*WHAT THE TASK REQUIRES*.
Filter the entries that follow, copying every line in which the word "this" appears.

──────

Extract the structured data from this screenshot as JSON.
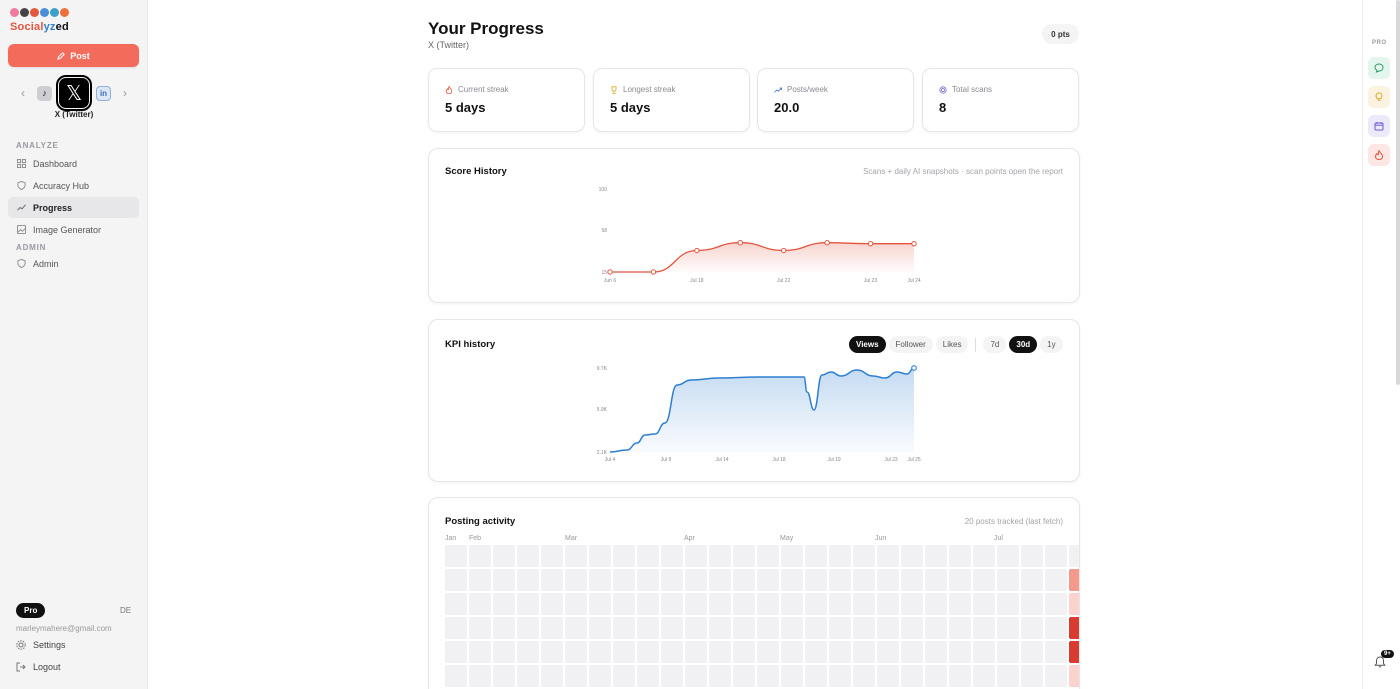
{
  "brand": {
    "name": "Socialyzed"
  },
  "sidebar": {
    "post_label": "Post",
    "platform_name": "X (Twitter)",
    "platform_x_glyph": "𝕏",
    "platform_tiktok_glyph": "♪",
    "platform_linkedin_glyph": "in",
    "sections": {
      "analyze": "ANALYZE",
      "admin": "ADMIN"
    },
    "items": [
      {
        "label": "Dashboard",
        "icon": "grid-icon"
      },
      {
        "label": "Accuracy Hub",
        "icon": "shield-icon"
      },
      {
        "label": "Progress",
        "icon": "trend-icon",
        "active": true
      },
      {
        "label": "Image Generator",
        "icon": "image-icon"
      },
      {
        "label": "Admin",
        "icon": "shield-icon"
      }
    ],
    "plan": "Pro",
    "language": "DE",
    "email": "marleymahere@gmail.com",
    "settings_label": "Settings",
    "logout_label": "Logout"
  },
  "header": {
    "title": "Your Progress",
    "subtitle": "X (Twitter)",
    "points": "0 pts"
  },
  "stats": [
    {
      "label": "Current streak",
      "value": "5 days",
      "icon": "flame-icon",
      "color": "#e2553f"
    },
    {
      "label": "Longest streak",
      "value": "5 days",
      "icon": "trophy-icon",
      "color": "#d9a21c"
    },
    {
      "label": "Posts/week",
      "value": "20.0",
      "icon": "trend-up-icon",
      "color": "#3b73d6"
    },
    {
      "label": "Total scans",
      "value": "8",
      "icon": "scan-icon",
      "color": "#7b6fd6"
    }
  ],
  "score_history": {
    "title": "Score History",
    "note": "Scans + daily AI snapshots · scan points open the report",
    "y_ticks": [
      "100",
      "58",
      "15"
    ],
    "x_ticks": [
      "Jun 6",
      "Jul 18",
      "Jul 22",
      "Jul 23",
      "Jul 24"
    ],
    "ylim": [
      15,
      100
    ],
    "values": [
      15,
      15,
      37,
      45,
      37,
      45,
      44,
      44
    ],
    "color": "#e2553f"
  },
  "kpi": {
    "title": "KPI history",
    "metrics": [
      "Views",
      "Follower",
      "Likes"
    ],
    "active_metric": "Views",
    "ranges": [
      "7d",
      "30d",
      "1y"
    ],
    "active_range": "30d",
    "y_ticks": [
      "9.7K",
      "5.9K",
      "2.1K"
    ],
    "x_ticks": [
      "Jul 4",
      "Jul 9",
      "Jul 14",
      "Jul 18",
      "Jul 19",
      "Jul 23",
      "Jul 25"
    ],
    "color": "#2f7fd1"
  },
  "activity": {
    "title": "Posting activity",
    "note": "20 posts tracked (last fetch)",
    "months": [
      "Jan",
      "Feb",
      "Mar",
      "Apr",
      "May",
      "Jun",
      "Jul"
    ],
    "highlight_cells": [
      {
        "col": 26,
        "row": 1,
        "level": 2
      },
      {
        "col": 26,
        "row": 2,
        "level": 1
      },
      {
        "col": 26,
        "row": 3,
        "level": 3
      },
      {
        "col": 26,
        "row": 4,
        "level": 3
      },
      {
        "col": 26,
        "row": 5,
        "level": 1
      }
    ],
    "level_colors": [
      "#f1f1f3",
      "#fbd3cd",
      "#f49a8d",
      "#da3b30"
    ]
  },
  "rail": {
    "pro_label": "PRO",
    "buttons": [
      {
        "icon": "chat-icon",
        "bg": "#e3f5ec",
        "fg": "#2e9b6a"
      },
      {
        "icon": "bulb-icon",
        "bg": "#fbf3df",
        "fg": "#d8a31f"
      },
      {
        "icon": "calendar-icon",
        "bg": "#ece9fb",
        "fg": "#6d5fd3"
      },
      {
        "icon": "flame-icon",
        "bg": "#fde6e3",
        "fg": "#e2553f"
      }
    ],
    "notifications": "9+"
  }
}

──────

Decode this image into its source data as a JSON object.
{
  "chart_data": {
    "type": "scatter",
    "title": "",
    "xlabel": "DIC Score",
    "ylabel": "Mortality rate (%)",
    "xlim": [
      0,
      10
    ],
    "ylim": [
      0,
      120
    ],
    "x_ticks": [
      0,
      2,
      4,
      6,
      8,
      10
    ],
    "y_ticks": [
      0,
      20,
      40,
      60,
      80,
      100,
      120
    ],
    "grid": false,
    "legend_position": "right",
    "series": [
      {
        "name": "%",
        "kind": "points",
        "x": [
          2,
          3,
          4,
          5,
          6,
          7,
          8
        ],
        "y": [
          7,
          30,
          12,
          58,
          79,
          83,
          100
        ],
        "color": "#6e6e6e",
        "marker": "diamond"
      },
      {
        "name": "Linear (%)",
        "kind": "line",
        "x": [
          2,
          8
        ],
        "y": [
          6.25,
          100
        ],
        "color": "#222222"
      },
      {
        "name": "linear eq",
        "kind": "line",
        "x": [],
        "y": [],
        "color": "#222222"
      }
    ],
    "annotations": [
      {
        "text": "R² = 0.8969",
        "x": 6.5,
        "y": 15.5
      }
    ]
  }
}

──────

*CORRECT ANSWER*.
Extract the structured data from this screenshot as JSON.
Decode this image into its source data as a JSON object.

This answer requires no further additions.